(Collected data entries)
╭──

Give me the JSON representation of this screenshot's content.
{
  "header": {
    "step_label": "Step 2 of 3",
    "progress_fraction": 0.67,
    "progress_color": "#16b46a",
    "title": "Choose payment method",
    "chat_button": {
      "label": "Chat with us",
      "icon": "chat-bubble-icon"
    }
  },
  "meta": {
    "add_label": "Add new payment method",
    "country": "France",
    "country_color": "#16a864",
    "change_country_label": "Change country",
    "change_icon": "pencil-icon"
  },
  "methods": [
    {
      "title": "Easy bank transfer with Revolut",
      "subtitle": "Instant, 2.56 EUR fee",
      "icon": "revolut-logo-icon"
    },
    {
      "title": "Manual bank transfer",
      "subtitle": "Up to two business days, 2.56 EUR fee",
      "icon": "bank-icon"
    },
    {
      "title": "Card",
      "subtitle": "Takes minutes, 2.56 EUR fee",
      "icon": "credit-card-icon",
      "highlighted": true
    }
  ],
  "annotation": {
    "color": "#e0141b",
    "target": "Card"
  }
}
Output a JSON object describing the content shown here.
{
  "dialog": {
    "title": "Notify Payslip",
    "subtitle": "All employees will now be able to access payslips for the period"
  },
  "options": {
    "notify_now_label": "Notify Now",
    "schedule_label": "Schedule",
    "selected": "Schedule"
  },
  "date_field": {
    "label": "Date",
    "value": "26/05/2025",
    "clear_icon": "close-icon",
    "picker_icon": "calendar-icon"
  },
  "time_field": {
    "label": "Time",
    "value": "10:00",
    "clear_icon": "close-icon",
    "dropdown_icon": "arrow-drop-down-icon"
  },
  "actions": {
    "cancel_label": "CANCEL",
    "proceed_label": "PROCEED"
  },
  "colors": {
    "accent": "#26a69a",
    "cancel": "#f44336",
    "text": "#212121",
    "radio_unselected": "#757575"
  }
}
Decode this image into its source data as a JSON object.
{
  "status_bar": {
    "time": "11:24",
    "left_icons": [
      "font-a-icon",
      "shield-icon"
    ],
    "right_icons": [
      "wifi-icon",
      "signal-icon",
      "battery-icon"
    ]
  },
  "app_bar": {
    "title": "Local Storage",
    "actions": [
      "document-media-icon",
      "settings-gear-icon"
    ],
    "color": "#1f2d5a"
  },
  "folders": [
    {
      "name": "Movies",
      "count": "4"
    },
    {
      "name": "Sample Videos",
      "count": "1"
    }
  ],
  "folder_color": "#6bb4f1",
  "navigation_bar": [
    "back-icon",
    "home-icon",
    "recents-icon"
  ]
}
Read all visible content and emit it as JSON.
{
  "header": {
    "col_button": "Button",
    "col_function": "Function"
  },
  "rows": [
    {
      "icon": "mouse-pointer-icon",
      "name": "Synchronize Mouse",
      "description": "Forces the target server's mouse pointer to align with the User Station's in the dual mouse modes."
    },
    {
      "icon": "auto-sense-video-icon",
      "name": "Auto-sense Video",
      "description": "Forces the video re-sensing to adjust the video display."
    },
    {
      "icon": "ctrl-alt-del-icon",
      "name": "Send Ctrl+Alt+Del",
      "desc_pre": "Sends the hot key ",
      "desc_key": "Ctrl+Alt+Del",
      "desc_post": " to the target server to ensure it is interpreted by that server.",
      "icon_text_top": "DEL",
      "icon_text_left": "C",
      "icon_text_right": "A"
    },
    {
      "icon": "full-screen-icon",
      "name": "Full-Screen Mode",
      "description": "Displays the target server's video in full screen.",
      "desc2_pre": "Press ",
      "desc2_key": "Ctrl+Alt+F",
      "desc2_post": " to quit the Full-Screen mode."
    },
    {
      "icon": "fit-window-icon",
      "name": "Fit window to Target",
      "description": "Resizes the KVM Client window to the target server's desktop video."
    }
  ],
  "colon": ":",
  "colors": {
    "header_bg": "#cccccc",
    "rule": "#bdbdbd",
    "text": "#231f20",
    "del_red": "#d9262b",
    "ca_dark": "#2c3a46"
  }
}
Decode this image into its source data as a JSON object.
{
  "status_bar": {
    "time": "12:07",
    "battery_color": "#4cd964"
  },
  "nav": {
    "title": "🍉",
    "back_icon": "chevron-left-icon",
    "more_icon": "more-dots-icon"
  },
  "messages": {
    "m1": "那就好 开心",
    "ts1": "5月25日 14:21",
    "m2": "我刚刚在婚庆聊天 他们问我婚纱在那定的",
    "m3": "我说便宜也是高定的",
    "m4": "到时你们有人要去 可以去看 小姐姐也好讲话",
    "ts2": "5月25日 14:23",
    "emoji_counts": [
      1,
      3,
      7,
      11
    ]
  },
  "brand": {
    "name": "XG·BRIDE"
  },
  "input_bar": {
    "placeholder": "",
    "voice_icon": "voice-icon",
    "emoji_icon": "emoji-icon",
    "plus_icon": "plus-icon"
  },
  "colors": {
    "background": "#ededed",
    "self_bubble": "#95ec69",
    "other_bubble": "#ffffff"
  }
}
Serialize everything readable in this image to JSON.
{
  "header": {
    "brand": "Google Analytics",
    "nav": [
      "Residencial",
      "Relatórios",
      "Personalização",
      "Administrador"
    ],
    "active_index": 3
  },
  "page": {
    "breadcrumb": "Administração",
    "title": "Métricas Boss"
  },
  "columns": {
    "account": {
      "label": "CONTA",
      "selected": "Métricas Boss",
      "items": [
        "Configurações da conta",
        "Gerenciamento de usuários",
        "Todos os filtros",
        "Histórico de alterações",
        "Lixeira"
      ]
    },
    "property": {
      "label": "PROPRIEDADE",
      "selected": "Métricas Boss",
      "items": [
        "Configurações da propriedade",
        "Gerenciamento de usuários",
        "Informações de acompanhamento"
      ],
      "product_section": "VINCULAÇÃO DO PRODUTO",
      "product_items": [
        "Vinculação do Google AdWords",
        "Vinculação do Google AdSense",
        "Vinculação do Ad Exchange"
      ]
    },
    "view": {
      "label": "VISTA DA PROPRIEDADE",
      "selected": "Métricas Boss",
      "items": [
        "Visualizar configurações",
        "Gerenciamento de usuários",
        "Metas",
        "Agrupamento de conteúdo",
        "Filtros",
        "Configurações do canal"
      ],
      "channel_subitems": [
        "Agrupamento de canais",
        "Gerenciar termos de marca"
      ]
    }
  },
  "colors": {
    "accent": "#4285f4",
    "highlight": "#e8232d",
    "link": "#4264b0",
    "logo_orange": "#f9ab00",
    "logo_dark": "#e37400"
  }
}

╰──

WRITTEN EXERCISE. Report only the number of lines in the records that include the word "description".

EXERCISE OUTPUT. 4